:: EXERCISE REQUIREMENTS ::
Print the full listing exactly.
[DATASET ENTRIES start]
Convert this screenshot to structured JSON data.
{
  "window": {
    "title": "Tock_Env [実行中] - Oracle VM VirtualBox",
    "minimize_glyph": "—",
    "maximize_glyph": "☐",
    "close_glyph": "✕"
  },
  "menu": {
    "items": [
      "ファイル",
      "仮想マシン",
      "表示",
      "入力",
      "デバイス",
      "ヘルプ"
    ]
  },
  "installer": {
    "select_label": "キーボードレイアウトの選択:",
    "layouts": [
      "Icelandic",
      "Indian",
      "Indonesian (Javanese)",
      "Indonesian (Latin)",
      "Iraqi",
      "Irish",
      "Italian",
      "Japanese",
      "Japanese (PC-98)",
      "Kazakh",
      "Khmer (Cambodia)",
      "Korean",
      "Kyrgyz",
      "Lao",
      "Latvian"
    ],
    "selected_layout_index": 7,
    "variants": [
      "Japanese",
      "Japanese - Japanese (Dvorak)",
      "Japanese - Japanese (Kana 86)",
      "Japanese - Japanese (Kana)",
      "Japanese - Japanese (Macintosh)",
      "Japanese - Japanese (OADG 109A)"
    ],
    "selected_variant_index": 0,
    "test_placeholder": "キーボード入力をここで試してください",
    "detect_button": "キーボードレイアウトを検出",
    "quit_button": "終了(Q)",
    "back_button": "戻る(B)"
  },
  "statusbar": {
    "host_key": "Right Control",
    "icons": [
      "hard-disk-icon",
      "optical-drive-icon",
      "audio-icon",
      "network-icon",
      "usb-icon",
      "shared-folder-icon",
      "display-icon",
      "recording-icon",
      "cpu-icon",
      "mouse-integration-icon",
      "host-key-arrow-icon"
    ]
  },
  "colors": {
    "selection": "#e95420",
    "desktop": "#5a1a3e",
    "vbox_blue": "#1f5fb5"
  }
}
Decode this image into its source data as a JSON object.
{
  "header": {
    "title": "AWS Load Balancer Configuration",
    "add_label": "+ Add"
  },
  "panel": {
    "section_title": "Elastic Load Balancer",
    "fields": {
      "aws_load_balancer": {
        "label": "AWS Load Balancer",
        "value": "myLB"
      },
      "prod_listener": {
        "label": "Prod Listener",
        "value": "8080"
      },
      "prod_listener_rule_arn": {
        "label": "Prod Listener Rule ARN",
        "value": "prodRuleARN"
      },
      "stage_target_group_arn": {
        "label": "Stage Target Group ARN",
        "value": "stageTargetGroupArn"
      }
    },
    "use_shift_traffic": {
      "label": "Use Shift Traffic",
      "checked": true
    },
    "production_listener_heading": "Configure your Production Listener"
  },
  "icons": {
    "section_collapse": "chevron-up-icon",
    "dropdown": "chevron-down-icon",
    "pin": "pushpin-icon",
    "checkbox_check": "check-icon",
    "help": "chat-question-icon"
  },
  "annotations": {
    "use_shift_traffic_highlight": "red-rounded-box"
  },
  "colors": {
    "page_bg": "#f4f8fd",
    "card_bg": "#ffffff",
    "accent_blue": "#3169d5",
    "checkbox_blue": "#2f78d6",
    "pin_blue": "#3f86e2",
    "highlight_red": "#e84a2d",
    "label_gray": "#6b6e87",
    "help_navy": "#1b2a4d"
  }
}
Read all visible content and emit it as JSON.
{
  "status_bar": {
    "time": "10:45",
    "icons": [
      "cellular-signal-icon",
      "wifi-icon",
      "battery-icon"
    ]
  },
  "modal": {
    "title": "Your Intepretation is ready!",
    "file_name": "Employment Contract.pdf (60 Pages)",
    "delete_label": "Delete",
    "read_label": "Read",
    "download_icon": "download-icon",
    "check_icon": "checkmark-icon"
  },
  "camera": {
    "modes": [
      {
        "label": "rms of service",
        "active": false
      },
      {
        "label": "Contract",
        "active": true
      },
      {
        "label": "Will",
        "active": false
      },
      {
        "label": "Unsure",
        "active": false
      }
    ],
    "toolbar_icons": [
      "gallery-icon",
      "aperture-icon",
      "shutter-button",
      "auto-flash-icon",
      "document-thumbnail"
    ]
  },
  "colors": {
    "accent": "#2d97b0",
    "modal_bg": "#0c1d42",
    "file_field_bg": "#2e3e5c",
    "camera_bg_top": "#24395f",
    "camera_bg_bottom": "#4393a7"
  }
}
[DATASET ENTRIES end]
:: RESPONSE TO THE TASK ::
Convert this screenshot to structured JSON data.
{
  "window": {
    "title": "Tock_Env [実行中] - Oracle VM VirtualBox",
    "minimize_glyph": "—",
    "maximize_glyph": "☐",
    "close_glyph": "✕"
  },
  "menu": {
    "items": [
      "ファイル",
      "仮想マシン",
      "表示",
      "入力",
      "デバイス",
      "ヘルプ"
    ]
  },
  "installer": {
    "select_label": "キーボードレイアウトの選択:",
    "layouts": [
      "Icelandic",
      "Indian",
      "Indonesian (Javanese)",
      "Indonesian (Latin)",
      "Iraqi",
      "Irish",
      "Italian",
      "Japanese",
      "Japanese (PC-98)",
      "Kazakh",
      "Khmer (Cambodia)",
      "Korean",
      "Kyrgyz",
      "Lao",
      "Latvian"
    ],
    "selected_layout_index": 7,
    "variants": [
      "Japanese",
      "Japanese - Japanese (Dvorak)",
      "Japanese - Japanese (Kana 86)",
      "Japanese - Japanese (Kana)",
      "Japanese - Japanese (Macintosh)",
      "Japanese - Japanese (OADG 109A)"
    ],
    "selected_variant_index": 0,
    "test_placeholder": "キーボード入力をここで試してください",
    "detect_button": "キーボードレイアウトを検出",
    "quit_button": "終了(Q)",
    "back_button": "戻る(B)"
  },
  "statusbar": {
    "host_key": "Right Control",
    "icons": [
      "hard-disk-icon",
      "optical-drive-icon",
      "audio-icon",
      "network-icon",
      "usb-icon",
      "shared-folder-icon",
      "display-icon",
      "recording-icon",
      "cpu-icon",
      "mouse-integration-icon",
      "host-key-arrow-icon"
    ]
  },
  "colors": {
    "selection": "#e95420",
    "desktop": "#5a1a3e",
    "vbox_blue": "#1f5fb5"
  }
}
Decode this image into its source data as a JSON object.
{
  "header": {
    "title": "AWS Load Balancer Configuration",
    "add_label": "+ Add"
  },
  "panel": {
    "section_title": "Elastic Load Balancer",
    "fields": {
      "aws_load_balancer": {
        "label": "AWS Load Balancer",
        "value": "myLB"
      },
      "prod_listener": {
        "label": "Prod Listener",
        "value": "8080"
      },
      "prod_listener_rule_arn": {
        "label": "Prod Listener Rule ARN",
        "value": "prodRuleARN"
      },
      "stage_target_group_arn": {
        "label": "Stage Target Group ARN",
        "value": "stageTargetGroupArn"
      }
    },
    "use_shift_traffic": {
      "label": "Use Shift Traffic",
      "checked": true
    },
    "production_listener_heading": "Configure your Production Listener"
  },
  "icons": {
    "section_collapse": "chevron-up-icon",
    "dropdown": "chevron-down-icon",
    "pin": "pushpin-icon",
    "checkbox_check": "check-icon",
    "help": "chat-question-icon"
  },
  "annotations": {
    "use_shift_traffic_highlight": "red-rounded-box"
  },
  "colors": {
    "page_bg": "#f4f8fd",
    "card_bg": "#ffffff",
    "accent_blue": "#3169d5",
    "checkbox_blue": "#2f78d6",
    "pin_blue": "#3f86e2",
    "highlight_red": "#e84a2d",
    "label_gray": "#6b6e87",
    "help_navy": "#1b2a4d"
  }
}
Read all visible content and emit it as JSON.
{
  "status_bar": {
    "time": "10:45",
    "icons": [
      "cellular-signal-icon",
      "wifi-icon",
      "battery-icon"
    ]
  },
  "modal": {
    "title": "Your Intepretation is ready!",
    "file_name": "Employment Contract.pdf (60 Pages)",
    "delete_label": "Delete",
    "read_label": "Read",
    "download_icon": "download-icon",
    "check_icon": "checkmark-icon"
  },
  "camera": {
    "modes": [
      {
        "label": "rms of service",
        "active": false
      },
      {
        "label": "Contract",
        "active": true
      },
      {
        "label": "Will",
        "active": false
      },
      {
        "label": "Unsure",
        "active": false
      }
    ],
    "toolbar_icons": [
      "gallery-icon",
      "aperture-icon",
      "shutter-button",
      "auto-flash-icon",
      "document-thumbnail"
    ]
  },
  "colors": {
    "accent": "#2d97b0",
    "modal_bg": "#0c1d42",
    "file_field_bg": "#2e3e5c",
    "camera_bg_top": "#24395f",
    "camera_bg_bottom": "#4393a7"
  }
}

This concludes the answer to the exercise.